* **Data under study**
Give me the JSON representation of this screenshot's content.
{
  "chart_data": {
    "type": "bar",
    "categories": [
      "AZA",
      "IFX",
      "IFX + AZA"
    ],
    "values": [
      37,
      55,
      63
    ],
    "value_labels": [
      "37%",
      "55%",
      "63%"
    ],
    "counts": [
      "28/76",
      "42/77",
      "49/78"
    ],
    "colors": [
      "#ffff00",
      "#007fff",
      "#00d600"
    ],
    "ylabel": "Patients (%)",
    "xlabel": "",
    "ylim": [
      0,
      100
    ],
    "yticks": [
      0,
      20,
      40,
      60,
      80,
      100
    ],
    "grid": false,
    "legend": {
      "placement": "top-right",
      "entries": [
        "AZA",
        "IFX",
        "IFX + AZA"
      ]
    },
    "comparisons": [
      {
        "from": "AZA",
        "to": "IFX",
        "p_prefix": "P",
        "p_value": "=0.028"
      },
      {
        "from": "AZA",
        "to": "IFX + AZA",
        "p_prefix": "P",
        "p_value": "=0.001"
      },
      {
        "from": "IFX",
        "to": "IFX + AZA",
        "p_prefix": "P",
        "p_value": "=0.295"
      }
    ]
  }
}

* **Task goal**
Every line above is to be transcribed exactly, with nothing dropped.

* **Reply**
Give me the JSON representation of this screenshot's content.
{
  "chart_data": {
    "type": "bar",
    "categories": [
      "AZA",
      "IFX",
      "IFX + AZA"
    ],
    "values": [
      37,
      55,
      63
    ],
    "value_labels": [
      "37%",
      "55%",
      "63%"
    ],
    "counts": [
      "28/76",
      "42/77",
      "49/78"
    ],
    "colors": [
      "#ffff00",
      "#007fff",
      "#00d600"
    ],
    "ylabel": "Patients (%)",
    "xlabel": "",
    "ylim": [
      0,
      100
    ],
    "yticks": [
      0,
      20,
      40,
      60,
      80,
      100
    ],
    "grid": false,
    "legend": {
      "placement": "top-right",
      "entries": [
        "AZA",
        "IFX",
        "IFX + AZA"
      ]
    },
    "comparisons": [
      {
        "from": "AZA",
        "to": "IFX",
        "p_prefix": "P",
        "p_value": "=0.028"
      },
      {
        "from": "AZA",
        "to": "IFX + AZA",
        "p_prefix": "P",
        "p_value": "=0.001"
      },
      {
        "from": "IFX",
        "to": "IFX + AZA",
        "p_prefix": "P",
        "p_value": "=0.295"
      }
    ]
  }
}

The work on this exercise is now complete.